----- Data supplied
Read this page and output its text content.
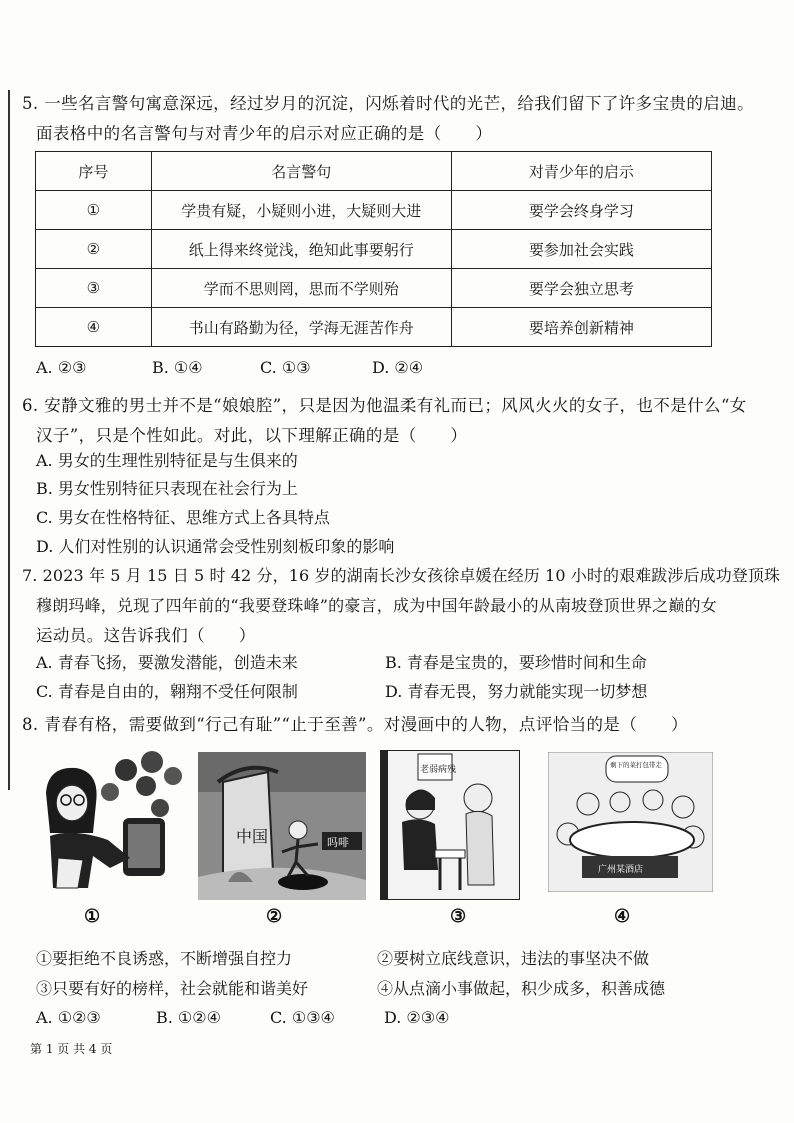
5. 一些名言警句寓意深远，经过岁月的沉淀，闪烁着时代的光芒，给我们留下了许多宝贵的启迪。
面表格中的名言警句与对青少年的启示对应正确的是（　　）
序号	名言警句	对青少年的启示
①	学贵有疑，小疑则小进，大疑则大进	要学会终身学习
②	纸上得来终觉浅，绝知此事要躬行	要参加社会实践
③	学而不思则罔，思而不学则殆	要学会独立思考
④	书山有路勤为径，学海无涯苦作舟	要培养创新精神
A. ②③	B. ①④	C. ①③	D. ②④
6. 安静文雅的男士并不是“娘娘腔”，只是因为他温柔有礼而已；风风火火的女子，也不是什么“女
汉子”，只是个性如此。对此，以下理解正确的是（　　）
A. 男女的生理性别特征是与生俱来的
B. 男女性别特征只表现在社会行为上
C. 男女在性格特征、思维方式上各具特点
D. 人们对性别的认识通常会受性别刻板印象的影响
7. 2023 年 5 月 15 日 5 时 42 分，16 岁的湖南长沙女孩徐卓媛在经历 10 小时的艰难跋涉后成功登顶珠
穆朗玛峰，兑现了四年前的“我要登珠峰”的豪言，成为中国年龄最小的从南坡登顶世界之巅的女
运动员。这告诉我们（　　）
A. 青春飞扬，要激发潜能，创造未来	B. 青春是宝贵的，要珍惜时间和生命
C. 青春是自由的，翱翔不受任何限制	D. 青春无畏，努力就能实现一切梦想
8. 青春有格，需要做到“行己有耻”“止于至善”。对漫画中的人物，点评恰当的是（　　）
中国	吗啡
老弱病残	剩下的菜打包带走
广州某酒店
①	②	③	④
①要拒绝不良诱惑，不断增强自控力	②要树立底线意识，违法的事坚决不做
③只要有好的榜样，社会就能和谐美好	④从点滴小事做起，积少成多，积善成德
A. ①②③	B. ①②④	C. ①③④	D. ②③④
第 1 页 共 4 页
----------
Requirements - Quote the entries above word for word. Leave the images out.

Exercise result -
Read this page and output its text content.
5. 一些名言警句寓意深远，经过岁月的沉淀，闪烁着时代的光芒，给我们留下了许多宝贵的启迪。
面表格中的名言警句与对青少年的启示对应正确的是（　　）
序号	名言警句	对青少年的启示
①	学贵有疑，小疑则小进，大疑则大进	要学会终身学习
②	纸上得来终觉浅，绝知此事要躬行	要参加社会实践
③	学而不思则罔，思而不学则殆	要学会独立思考
④	书山有路勤为径，学海无涯苦作舟	要培养创新精神
A. ②③	B. ①④	C. ①③	D. ②④
6. 安静文雅的男士并不是“娘娘腔”，只是因为他温柔有礼而已；风风火火的女子，也不是什么“女
汉子”，只是个性如此。对此，以下理解正确的是（　　）
A. 男女的生理性别特征是与生俱来的
B. 男女性别特征只表现在社会行为上
C. 男女在性格特征、思维方式上各具特点
D. 人们对性别的认识通常会受性别刻板印象的影响
7. 2023 年 5 月 15 日 5 时 42 分，16 岁的湖南长沙女孩徐卓媛在经历 10 小时的艰难跋涉后成功登顶珠
穆朗玛峰，兑现了四年前的“我要登珠峰”的豪言，成为中国年龄最小的从南坡登顶世界之巅的女
运动员。这告诉我们（　　）
A. 青春飞扬，要激发潜能，创造未来	B. 青春是宝贵的，要珍惜时间和生命
C. 青春是自由的，翱翔不受任何限制	D. 青春无畏，努力就能实现一切梦想
8. 青春有格，需要做到“行己有耻”“止于至善”。对漫画中的人物，点评恰当的是（　　）
中国	吗啡
老弱病残	剩下的菜打包带走
广州某酒店
①	②	③	④
①要拒绝不良诱惑，不断增强自控力	②要树立底线意识，违法的事坚决不做
③只要有好的榜样，社会就能和谐美好	④从点滴小事做起，积少成多，积善成德
A. ①②③	B. ①②④	C. ①③④	D. ②③④
第 1 页 共 4 页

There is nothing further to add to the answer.